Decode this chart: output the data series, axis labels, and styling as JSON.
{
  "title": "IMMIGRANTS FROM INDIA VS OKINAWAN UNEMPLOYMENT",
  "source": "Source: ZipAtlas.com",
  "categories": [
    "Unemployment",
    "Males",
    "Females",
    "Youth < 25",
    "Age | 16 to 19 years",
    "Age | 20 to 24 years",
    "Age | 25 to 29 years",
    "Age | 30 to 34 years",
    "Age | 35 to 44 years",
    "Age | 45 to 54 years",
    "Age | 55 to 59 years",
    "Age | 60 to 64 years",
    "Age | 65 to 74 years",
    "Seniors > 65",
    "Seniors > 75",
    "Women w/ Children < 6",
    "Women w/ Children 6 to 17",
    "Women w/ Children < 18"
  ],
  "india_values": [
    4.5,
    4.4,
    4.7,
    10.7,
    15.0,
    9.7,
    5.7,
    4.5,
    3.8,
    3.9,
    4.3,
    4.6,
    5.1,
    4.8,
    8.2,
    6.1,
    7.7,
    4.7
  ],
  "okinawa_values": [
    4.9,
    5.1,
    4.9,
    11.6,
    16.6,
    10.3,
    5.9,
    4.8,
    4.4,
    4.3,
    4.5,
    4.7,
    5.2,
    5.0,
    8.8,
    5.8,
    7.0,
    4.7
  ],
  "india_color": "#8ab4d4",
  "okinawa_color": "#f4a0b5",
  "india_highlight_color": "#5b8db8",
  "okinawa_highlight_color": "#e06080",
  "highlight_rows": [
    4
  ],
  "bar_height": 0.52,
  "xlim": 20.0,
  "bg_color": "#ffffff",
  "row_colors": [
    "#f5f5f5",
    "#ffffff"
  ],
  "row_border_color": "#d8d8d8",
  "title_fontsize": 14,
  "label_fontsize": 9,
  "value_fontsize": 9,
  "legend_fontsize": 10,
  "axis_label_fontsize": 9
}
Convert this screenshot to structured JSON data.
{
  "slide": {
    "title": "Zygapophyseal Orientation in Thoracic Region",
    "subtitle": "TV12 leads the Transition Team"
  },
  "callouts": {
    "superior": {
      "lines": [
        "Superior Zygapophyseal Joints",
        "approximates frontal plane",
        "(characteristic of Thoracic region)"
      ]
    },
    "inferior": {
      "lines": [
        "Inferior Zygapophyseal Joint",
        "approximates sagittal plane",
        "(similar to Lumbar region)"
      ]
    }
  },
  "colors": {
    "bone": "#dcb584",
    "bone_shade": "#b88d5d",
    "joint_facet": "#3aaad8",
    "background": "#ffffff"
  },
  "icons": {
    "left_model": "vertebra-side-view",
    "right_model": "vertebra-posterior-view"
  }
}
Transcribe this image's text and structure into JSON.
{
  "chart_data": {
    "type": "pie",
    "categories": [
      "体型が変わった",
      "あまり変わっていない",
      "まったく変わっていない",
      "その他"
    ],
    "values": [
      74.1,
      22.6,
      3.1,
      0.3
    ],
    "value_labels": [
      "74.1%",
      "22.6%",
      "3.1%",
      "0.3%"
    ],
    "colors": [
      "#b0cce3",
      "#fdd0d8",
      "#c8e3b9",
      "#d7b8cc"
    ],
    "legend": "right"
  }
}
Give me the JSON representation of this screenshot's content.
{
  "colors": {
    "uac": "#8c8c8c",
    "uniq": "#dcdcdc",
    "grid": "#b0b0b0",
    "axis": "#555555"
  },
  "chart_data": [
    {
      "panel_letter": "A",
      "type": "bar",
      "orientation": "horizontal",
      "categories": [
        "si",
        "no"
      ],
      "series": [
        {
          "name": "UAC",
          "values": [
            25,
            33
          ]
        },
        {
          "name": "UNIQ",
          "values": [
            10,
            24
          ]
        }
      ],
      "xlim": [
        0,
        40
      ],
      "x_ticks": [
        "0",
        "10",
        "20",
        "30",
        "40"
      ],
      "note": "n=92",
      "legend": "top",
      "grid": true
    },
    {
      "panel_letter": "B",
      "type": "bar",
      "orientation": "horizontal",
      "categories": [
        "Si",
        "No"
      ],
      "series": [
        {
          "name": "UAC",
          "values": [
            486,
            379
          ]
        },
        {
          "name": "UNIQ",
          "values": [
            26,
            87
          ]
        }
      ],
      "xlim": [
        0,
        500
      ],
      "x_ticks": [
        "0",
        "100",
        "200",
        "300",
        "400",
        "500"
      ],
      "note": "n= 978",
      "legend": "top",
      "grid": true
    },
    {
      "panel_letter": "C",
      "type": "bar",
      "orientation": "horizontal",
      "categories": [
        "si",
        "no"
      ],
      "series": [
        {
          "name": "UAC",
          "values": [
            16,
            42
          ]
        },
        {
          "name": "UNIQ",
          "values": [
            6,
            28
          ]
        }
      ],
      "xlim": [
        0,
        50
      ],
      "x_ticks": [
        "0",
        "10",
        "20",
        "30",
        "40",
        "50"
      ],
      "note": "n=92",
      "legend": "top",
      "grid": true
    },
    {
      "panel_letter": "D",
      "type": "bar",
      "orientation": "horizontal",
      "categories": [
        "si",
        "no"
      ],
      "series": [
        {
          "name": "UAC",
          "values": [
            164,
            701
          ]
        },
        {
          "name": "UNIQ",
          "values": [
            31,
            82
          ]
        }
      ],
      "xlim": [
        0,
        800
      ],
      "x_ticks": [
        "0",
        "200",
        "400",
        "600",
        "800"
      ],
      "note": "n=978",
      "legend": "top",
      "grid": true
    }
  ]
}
══════
**DIRECTIONS:** Find each line holding the word "years" and copy it.

**SOLUTION TO THE PROBLEM:**
    "Age | 16 to 19 years",
    "Age | 20 to 24 years",
    "Age | 25 to 29 years",
    "Age | 30 to 34 years",
    "Age | 35 to 44 years",
    "Age | 45 to 54 years",
    "Age | 55 to 59 years",
    "Age | 60 to 64 years",
    "Age | 65 to 74 years",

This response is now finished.